* Passage *

● ● ● ● ●

Why does this matter? Because many workplace or just plain bad proxies don't handle websockets correctly. They stick their nose in, don't understand what's happening and just break things. With SSL websockets they can't do that, they have to just forward the traffic along without interfering - which is what appears to be happening in your case and is the primary reason we're so adamant about deploying SSL for websockets.

Detailed answer:

First a preface: there is still a separate case of a proxy purposefully sitting in the way with either a local trusted or just bad certificate...you're out of luck in that case, there's nothing we can do if it's behaving badly.

So on our side, your SSL connection does this:

You --> SSL terminator --> HTTP front-end --> Webserver

It's more fun than that with the details, but that's generally what happens. Now what we're doing is replacing that nginx SSL terminator with native HAProxy (and enabling SSL for many more things at the same time). When doing so we have inter-process termination and proxy forwards from a few processes running SSL termination to the HTTP front-end's process, all happening on localhost. What was happening is when we reached a huge load of concurrent connections (yay websockets!) you exhaust the ephemeral points available for that local to local connection. If you want a more detailed explanation, Alecco Locco has an excellent one here.

● ● ● ● ●

* Data shown *
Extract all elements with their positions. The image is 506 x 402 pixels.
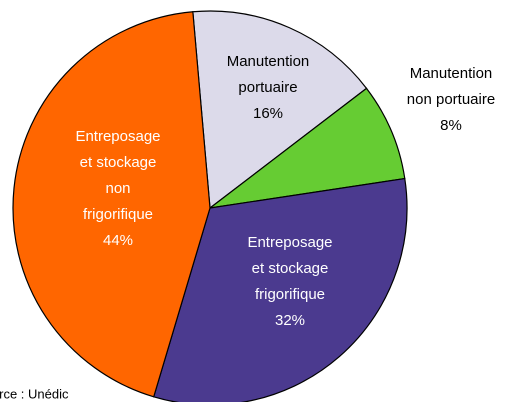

● ● ● ● ●

* The task *
Resume the write-up on SSL websockets and HAProxy termination, going on from its last sentence.

* Output for this exercise *
This isn't a problem on Stack Overflow even, where we have ~about 1k simultaneous connections (we render really fast, so connections are brief). However, websockets stay around and we have 130k simultaneous connections as I write this.

So, how do we solve that? Well the answer's pretty simple, we expand that Terminator --> Front-end binding to be across more IPs/ports in HAProxy via round-robin, each binding can handle about 25k concurrent connections with default ephemeral limits, so we spread the load across n bindings.

Yesterday we ran a long-term test of this fix, and turn it off last night to patch our load balancers to the latest...well, everything. Tom is going to start porting our HAProxy module to Hiera and getting the latest configs sorted out. Hopefully soon after our New York meetup (starting in 9 days) we will be rolling out SSL websockets permanently.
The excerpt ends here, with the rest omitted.